EXTRACTED MATERIAL start
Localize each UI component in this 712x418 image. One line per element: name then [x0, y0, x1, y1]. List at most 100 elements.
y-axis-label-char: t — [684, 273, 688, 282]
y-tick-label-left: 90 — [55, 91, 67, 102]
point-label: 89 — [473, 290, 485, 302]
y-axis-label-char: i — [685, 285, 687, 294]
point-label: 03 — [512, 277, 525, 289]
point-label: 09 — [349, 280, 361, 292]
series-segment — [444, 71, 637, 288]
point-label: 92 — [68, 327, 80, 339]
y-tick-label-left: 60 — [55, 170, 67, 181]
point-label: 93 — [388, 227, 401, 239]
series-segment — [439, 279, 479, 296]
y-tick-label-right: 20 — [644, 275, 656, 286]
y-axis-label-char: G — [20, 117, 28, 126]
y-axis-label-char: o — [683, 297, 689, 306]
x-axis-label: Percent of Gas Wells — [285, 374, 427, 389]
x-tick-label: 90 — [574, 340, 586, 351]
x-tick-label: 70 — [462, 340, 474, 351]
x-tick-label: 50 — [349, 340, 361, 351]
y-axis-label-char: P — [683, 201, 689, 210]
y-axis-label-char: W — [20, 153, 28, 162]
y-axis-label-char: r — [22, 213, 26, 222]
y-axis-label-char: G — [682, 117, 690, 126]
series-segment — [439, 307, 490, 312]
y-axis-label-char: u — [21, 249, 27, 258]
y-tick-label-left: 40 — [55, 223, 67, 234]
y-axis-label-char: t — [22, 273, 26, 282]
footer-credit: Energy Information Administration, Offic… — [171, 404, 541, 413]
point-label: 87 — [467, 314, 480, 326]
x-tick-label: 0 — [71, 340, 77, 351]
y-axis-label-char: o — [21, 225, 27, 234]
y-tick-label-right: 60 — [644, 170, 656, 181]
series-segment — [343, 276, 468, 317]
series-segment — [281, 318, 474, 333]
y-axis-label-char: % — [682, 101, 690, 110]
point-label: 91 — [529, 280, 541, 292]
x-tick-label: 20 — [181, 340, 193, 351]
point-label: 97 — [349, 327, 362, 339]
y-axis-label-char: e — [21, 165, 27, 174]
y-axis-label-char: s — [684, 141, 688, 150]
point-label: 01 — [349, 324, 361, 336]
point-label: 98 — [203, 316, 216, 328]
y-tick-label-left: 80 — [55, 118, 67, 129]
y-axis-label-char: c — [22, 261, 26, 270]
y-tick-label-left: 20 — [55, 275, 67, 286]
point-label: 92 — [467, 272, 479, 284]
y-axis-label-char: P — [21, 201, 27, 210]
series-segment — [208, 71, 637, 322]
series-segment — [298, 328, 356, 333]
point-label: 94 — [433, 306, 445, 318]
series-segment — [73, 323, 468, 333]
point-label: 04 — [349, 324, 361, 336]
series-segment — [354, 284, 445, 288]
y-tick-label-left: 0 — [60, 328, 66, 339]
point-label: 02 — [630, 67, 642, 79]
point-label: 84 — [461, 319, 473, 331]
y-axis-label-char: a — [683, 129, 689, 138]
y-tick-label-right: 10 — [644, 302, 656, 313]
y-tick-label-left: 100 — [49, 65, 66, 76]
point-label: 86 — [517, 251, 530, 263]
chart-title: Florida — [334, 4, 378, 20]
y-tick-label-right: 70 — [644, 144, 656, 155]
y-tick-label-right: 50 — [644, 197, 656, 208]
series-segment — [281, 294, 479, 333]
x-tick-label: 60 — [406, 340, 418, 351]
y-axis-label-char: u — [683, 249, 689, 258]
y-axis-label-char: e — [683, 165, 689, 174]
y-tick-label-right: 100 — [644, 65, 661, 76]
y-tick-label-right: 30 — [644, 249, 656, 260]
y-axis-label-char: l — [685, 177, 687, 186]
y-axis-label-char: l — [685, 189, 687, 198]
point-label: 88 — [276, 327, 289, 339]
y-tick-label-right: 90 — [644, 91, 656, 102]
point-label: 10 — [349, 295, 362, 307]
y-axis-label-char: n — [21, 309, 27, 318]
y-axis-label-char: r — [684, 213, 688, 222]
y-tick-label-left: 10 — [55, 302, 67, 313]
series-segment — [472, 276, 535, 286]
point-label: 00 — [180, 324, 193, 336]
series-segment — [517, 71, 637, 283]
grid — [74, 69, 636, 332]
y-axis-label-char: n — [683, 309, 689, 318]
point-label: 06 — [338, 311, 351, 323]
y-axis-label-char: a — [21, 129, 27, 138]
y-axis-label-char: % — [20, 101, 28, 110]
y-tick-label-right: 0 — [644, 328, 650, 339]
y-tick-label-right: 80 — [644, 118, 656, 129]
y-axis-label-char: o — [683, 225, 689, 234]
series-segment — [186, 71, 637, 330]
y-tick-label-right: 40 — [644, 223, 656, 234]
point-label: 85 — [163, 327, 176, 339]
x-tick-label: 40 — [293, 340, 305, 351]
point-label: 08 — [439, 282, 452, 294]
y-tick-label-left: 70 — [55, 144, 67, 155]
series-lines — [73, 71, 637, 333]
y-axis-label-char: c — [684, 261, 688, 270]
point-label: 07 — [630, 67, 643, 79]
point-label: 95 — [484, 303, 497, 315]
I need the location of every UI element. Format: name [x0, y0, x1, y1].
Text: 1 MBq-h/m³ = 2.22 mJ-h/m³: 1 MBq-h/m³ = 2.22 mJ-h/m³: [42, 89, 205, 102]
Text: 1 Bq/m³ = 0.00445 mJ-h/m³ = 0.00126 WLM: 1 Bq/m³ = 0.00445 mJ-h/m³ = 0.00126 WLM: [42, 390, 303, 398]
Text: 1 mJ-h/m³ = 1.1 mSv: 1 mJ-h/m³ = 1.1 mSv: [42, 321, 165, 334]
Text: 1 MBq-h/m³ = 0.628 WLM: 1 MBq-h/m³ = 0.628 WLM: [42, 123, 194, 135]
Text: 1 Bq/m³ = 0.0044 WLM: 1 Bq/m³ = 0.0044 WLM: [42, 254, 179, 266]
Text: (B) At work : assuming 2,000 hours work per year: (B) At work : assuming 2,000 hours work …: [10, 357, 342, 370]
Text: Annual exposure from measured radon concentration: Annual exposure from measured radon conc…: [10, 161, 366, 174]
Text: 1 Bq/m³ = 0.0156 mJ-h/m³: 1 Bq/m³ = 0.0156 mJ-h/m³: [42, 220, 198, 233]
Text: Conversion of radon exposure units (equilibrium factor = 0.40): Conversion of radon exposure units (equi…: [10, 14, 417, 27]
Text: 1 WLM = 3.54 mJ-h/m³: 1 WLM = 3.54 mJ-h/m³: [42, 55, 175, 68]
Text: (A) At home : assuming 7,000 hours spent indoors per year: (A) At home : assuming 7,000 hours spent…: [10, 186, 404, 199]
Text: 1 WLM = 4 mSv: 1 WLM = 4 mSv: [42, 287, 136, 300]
EXTRACTED MATERIAL end
» DIRECTIONS
Return each line of the data above that contains the string "exposure". Treat the match as case-sensitive.

» SOLUTION TO THE EXERCISE
Text: Annual exposure from measured radon concentration: Annual exposure from measured radon conc…: [10, 161, 366, 174]
Text: Conversion of radon exposure units (equilibrium factor = 0.40): Conversion of radon exposure units (equi…: [10, 14, 417, 27]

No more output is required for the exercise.